Dataset extract

-=-=-

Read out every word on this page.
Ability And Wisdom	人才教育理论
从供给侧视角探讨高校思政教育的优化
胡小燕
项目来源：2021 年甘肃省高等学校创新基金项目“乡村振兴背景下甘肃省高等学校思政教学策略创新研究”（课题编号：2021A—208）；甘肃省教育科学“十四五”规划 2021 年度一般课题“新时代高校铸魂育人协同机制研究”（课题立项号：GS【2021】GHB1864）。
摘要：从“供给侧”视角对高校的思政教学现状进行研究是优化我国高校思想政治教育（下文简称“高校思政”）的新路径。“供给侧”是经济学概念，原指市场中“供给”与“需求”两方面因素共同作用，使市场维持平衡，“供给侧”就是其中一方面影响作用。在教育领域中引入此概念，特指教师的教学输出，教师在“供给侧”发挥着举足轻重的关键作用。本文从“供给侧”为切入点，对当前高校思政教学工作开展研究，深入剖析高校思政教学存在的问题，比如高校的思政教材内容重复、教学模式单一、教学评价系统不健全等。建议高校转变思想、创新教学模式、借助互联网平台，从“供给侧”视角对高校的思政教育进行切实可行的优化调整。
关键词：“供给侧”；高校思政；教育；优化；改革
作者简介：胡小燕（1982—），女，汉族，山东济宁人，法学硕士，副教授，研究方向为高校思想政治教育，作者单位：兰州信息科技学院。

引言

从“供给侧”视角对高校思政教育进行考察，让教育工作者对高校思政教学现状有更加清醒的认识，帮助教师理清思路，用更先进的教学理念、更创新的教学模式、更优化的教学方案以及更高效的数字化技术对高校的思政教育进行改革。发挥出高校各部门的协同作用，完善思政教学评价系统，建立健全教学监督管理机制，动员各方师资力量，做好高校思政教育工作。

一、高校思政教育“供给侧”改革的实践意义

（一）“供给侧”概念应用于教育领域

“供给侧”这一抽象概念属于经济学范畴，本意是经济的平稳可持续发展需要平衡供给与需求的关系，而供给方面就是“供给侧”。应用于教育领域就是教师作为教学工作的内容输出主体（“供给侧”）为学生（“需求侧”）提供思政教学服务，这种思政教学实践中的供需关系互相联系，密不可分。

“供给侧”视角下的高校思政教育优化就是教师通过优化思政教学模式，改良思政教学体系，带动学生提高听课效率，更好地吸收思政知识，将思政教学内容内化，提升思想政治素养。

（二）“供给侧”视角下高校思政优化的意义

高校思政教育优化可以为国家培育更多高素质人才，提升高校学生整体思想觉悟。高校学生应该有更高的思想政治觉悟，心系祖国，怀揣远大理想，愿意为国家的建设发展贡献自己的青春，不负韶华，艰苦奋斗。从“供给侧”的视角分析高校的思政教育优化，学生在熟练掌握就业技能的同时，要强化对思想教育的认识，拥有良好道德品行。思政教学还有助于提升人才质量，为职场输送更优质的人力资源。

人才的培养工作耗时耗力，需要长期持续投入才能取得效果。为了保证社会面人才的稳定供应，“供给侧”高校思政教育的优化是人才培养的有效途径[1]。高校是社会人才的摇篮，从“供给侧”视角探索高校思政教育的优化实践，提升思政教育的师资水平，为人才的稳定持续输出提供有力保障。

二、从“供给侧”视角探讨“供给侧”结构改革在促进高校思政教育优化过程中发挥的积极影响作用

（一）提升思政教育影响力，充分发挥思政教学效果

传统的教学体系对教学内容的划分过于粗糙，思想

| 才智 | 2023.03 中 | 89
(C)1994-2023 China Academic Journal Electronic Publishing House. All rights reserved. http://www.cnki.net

-=-=-

What you will do
The records above should be repeated in full, exactly as given.

Task result
Read out every word on this page.
Ability And Wisdom	人才教育理论
从供给侧视角探讨高校思政教育的优化
胡小燕
项目来源：2021 年甘肃省高等学校创新基金项目“乡村振兴背景下甘肃省高等学校思政教学策略创新研究”（课题编号：2021A—208）；甘肃省教育科学“十四五”规划 2021 年度一般课题“新时代高校铸魂育人协同机制研究”（课题立项号：GS【2021】GHB1864）。
摘要：从“供给侧”视角对高校的思政教学现状进行研究是优化我国高校思想政治教育（下文简称“高校思政”）的新路径。“供给侧”是经济学概念，原指市场中“供给”与“需求”两方面因素共同作用，使市场维持平衡，“供给侧”就是其中一方面影响作用。在教育领域中引入此概念，特指教师的教学输出，教师在“供给侧”发挥着举足轻重的关键作用。本文从“供给侧”为切入点，对当前高校思政教学工作开展研究，深入剖析高校思政教学存在的问题，比如高校的思政教材内容重复、教学模式单一、教学评价系统不健全等。建议高校转变思想、创新教学模式、借助互联网平台，从“供给侧”视角对高校的思政教育进行切实可行的优化调整。
关键词：“供给侧”；高校思政；教育；优化；改革
作者简介：胡小燕（1982—），女，汉族，山东济宁人，法学硕士，副教授，研究方向为高校思想政治教育，作者单位：兰州信息科技学院。

引言

从“供给侧”视角对高校思政教育进行考察，让教育工作者对高校思政教学现状有更加清醒的认识，帮助教师理清思路，用更先进的教学理念、更创新的教学模式、更优化的教学方案以及更高效的数字化技术对高校的思政教育进行改革。发挥出高校各部门的协同作用，完善思政教学评价系统，建立健全教学监督管理机制，动员各方师资力量，做好高校思政教育工作。

一、高校思政教育“供给侧”改革的实践意义

（一）“供给侧”概念应用于教育领域

“供给侧”这一抽象概念属于经济学范畴，本意是经济的平稳可持续发展需要平衡供给与需求的关系，而供给方面就是“供给侧”。应用于教育领域就是教师作为教学工作的内容输出主体（“供给侧”）为学生（“需求侧”）提供思政教学服务，这种思政教学实践中的供需关系互相联系，密不可分。

“供给侧”视角下的高校思政教育优化就是教师通过优化思政教学模式，改良思政教学体系，带动学生提高听课效率，更好地吸收思政知识，将思政教学内容内化，提升思想政治素养。

（二）“供给侧”视角下高校思政优化的意义

高校思政教育优化可以为国家培育更多高素质人才，提升高校学生整体思想觉悟。高校学生应该有更高的思想政治觉悟，心系祖国，怀揣远大理想，愿意为国家的建设发展贡献自己的青春，不负韶华，艰苦奋斗。从“供给侧”的视角分析高校的思政教育优化，学生在熟练掌握就业技能的同时，要强化对思想教育的认识，拥有良好道德品行。思政教学还有助于提升人才质量，为职场输送更优质的人力资源。

人才的培养工作耗时耗力，需要长期持续投入才能取得效果。为了保证社会面人才的稳定供应，“供给侧”高校思政教育的优化是人才培养的有效途径[1]。高校是社会人才的摇篮，从“供给侧”视角探索高校思政教育的优化实践，提升思政教育的师资水平，为人才的稳定持续输出提供有力保障。

二、从“供给侧”视角探讨“供给侧”结构改革在促进高校思政教育优化过程中发挥的积极影响作用

（一）提升思政教育影响力，充分发挥思政教学效果

传统的教学体系对教学内容的划分过于粗糙，思想

| 才智 | 2023.03 中 | 89
(C)1994-2023 China Academic Journal Electronic Publishing House. All rights reserved. http://www.cnki.net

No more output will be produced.